DIRECTIONS FOR THIS TASK – Restate the data below word for word. Skip any images it contains.

Entries from a dataset
start

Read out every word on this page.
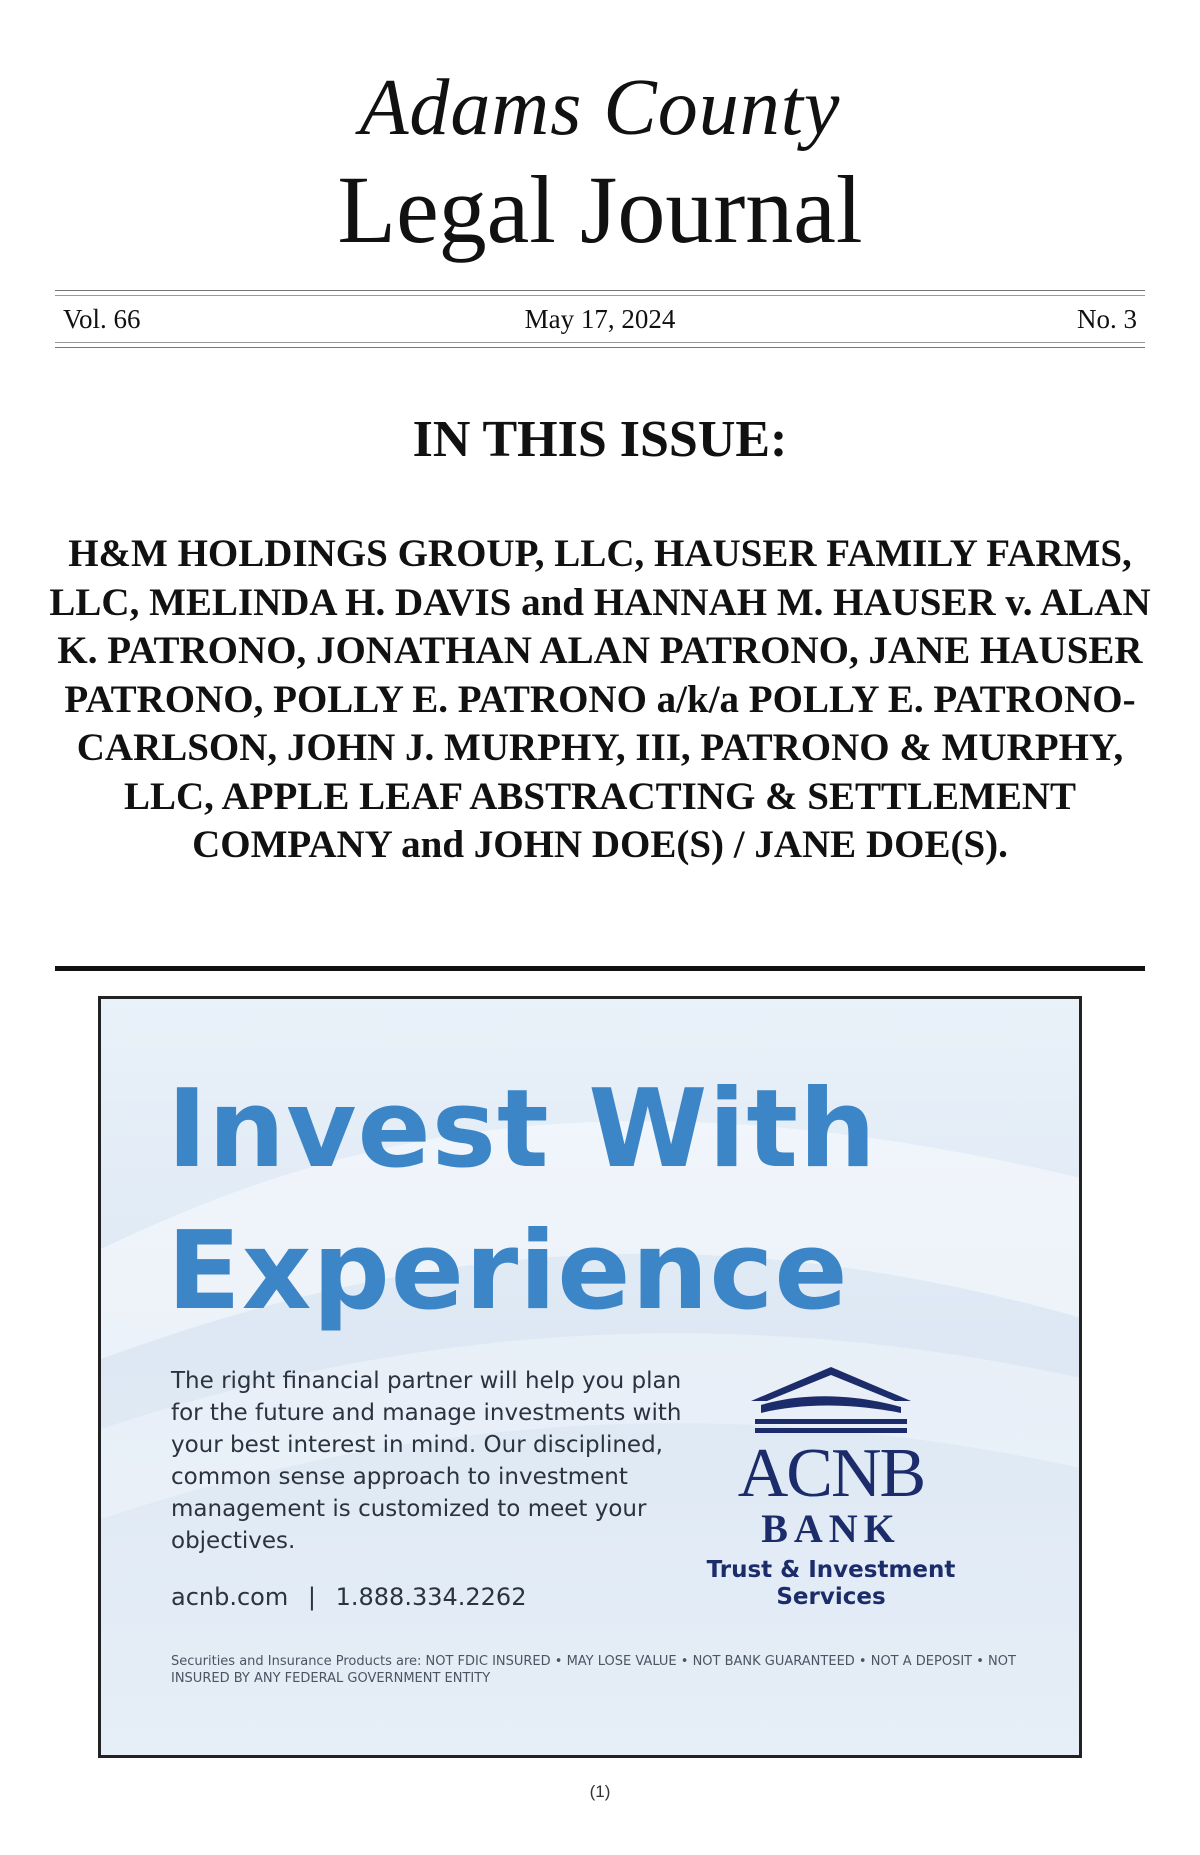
Adams County
Legal Journal
Vol. 66	May 17, 2024	No. 3
IN THIS ISSUE:
H&M HOLDINGS GROUP, LLC, HAUSER FAMILY FARMS, LLC, MELINDA H. DAVIS and HANNAH M. HAUSER v. ALAN K. PATRONO, JONATHAN ALAN PATRONO, JANE HAUSER PATRONO, POLLY E. PATRONO a/k/a POLLY E. PATRONO-CARLSON, JOHN J. MURPHY, III, PATRONO & MURPHY, LLC, APPLE LEAF ABSTRACTING & SETTLEMENT COMPANY and JOHN DOE(S) / JANE DOE(S).
Invest With
Experience
The right financial partner will help you plan for the future and manage investments with your best interest in mind. Our disciplined, common sense approach to investment management is customized to meet your objectives.
acnb.com | 1.888.334.2262
Securities and Insurance Products are: NOT FDIC INSURED • MAY LOSE VALUE • NOT BANK GUARANTEED • NOT A DEPOSIT • NOT INSURED BY ANY FEDERAL GOVERNMENT ENTITY
ACNB
BANK
Trust & Investment
Services
(1)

end

SOLVED PROBLEM –
Read out every word on this page.
Adams County
Legal Journal
Vol. 66	May 17, 2024	No. 3
IN THIS ISSUE:
H&M HOLDINGS GROUP, LLC, HAUSER FAMILY FARMS, LLC, MELINDA H. DAVIS and HANNAH M. HAUSER v. ALAN K. PATRONO, JONATHAN ALAN PATRONO, JANE HAUSER PATRONO, POLLY E. PATRONO a/k/a POLLY E. PATRONO-CARLSON, JOHN J. MURPHY, III, PATRONO & MURPHY, LLC, APPLE LEAF ABSTRACTING & SETTLEMENT COMPANY and JOHN DOE(S) / JANE DOE(S).
Invest With
Experience
The right financial partner will help you plan for the future and manage investments with your best interest in mind. Our disciplined, common sense approach to investment management is customized to meet your objectives.
acnb.com | 1.888.334.2262
Securities and Insurance Products are: NOT FDIC INSURED • MAY LOSE VALUE • NOT BANK GUARANTEED • NOT A DEPOSIT • NOT INSURED BY ANY FEDERAL GOVERNMENT ENTITY
ACNB
BANK
Trust & Investment
Services
(1)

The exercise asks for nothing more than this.